Challenge =
Lift out all lines below that contain "BARNES".

Task inputs =
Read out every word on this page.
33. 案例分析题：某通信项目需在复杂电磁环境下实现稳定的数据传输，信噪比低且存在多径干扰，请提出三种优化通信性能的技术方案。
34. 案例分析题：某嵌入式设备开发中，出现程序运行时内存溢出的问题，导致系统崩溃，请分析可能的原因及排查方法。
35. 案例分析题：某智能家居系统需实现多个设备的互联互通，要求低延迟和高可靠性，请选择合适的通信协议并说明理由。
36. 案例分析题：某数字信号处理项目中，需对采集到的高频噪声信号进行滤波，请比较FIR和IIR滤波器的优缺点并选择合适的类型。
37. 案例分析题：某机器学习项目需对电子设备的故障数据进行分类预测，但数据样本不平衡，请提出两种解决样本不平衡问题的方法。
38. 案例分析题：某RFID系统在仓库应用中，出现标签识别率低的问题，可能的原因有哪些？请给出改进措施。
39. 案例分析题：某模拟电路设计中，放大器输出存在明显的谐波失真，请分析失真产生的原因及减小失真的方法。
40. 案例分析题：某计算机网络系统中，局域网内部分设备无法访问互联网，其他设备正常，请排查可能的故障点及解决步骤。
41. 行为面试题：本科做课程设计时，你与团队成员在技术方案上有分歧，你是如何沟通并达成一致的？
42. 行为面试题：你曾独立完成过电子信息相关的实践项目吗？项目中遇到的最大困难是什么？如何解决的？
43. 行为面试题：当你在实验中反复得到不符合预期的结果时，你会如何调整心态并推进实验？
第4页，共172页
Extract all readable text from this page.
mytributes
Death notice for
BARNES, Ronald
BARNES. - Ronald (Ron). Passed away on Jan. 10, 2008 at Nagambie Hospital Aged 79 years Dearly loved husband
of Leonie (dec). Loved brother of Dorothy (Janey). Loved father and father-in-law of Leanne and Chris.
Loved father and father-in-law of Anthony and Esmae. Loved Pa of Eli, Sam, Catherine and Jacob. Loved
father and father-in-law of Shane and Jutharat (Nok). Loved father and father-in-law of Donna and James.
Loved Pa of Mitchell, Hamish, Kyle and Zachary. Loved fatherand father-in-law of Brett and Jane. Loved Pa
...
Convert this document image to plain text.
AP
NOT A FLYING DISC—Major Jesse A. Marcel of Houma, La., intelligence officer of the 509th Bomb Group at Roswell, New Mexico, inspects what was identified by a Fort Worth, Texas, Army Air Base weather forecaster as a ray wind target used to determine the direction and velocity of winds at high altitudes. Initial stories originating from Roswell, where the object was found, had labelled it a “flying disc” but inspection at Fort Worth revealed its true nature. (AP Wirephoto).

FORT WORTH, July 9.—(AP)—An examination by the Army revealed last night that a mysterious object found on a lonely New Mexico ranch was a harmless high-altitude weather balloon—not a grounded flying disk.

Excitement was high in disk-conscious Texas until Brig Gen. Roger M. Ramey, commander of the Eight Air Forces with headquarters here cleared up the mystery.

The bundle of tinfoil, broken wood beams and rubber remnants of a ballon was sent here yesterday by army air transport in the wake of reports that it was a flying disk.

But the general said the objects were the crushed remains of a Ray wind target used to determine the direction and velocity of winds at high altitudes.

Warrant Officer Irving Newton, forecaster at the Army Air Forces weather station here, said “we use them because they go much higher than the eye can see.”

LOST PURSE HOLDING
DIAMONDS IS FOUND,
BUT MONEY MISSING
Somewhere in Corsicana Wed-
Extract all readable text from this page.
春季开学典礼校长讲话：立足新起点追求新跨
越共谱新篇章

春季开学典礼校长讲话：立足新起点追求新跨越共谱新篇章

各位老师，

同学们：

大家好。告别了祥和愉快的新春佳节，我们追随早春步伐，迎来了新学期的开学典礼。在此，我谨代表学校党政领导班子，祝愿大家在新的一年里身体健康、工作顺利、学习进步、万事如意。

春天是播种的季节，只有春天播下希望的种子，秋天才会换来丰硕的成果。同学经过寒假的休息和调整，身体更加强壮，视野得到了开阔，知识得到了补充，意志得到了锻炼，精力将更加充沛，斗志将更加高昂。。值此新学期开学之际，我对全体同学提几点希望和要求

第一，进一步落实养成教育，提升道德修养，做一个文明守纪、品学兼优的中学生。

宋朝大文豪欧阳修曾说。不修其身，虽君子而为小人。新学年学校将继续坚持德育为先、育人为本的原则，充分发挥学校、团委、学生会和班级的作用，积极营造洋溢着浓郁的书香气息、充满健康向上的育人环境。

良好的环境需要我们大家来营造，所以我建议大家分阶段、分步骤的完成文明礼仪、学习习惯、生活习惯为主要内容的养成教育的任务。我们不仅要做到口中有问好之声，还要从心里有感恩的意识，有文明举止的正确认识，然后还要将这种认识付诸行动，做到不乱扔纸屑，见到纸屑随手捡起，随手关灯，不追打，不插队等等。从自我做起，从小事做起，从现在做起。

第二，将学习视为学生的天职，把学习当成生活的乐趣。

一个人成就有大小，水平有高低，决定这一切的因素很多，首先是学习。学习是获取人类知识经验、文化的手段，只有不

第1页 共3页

Task output =
BARNES, Ronald
BARNES. - Ronald (Ron). Passed away on Jan. 10, 2008 at Nagambie Hospital Aged 79 years Dearly loved husband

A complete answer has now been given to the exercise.